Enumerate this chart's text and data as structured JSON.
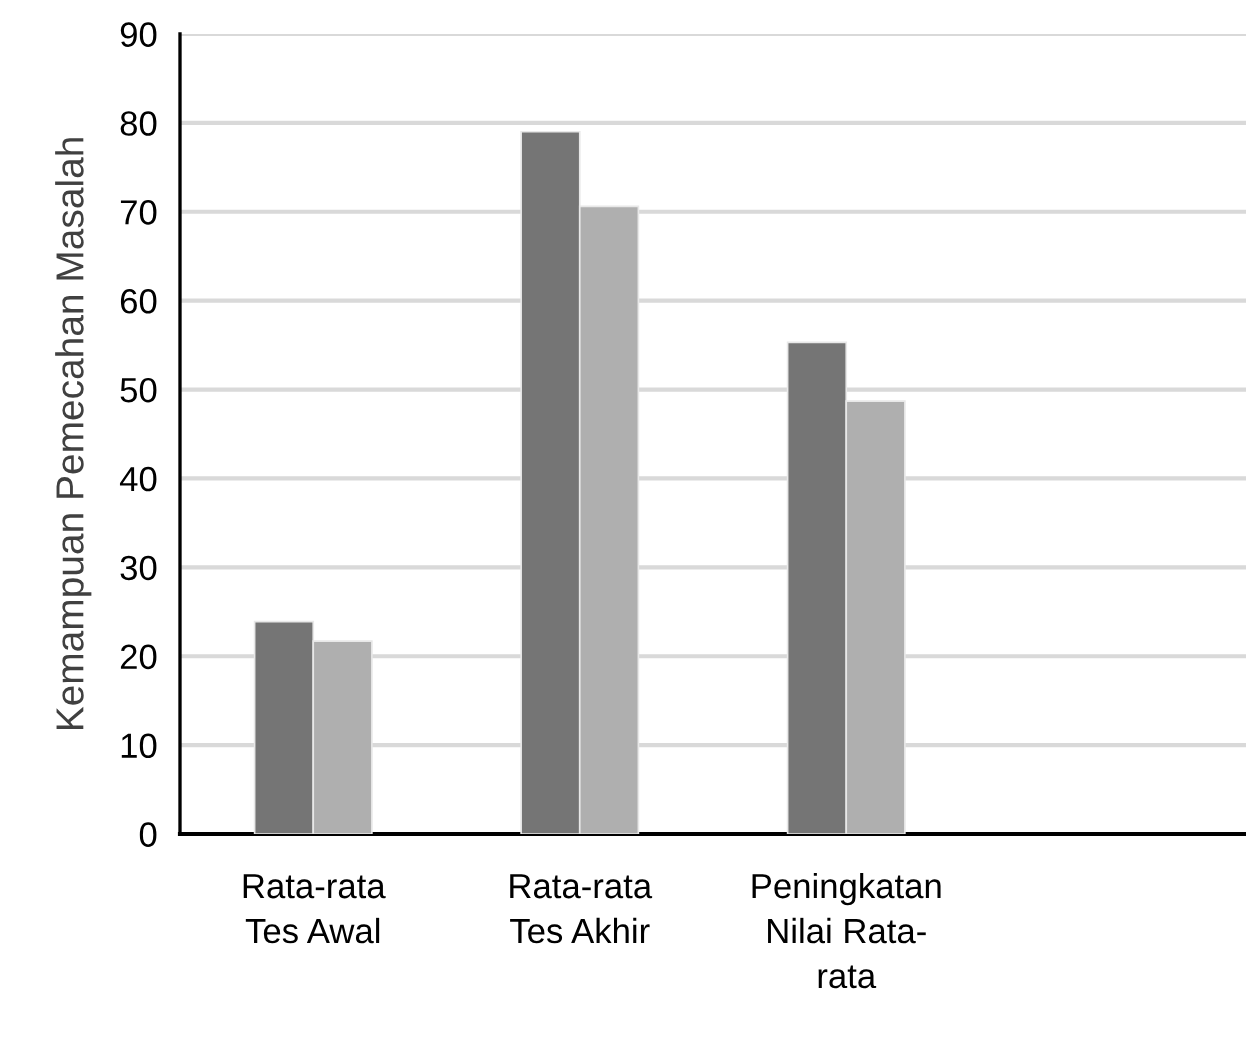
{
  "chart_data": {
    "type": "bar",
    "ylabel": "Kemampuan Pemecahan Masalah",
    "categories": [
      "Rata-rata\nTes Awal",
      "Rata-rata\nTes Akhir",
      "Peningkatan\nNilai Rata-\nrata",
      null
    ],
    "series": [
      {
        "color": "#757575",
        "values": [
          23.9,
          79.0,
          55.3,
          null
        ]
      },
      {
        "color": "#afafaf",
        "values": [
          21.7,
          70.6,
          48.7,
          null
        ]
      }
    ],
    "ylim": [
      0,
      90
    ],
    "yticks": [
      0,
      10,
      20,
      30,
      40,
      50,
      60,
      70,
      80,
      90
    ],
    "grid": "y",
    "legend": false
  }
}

Do this
Reproduce the records above exactly, leaving out every picture they contain.

Full solution
Enumerate this chart's text and data as structured JSON.
{
  "chart_data": {
    "type": "bar",
    "ylabel": "Kemampuan Pemecahan Masalah",
    "categories": [
      "Rata-rata\nTes Awal",
      "Rata-rata\nTes Akhir",
      "Peningkatan\nNilai Rata-\nrata",
      null
    ],
    "series": [
      {
        "color": "#757575",
        "values": [
          23.9,
          79.0,
          55.3,
          null
        ]
      },
      {
        "color": "#afafaf",
        "values": [
          21.7,
          70.6,
          48.7,
          null
        ]
      }
    ],
    "ylim": [
      0,
      90
    ],
    "yticks": [
      0,
      10,
      20,
      30,
      40,
      50,
      60,
      70,
      80,
      90
    ],
    "grid": "y",
    "legend": false
  }
}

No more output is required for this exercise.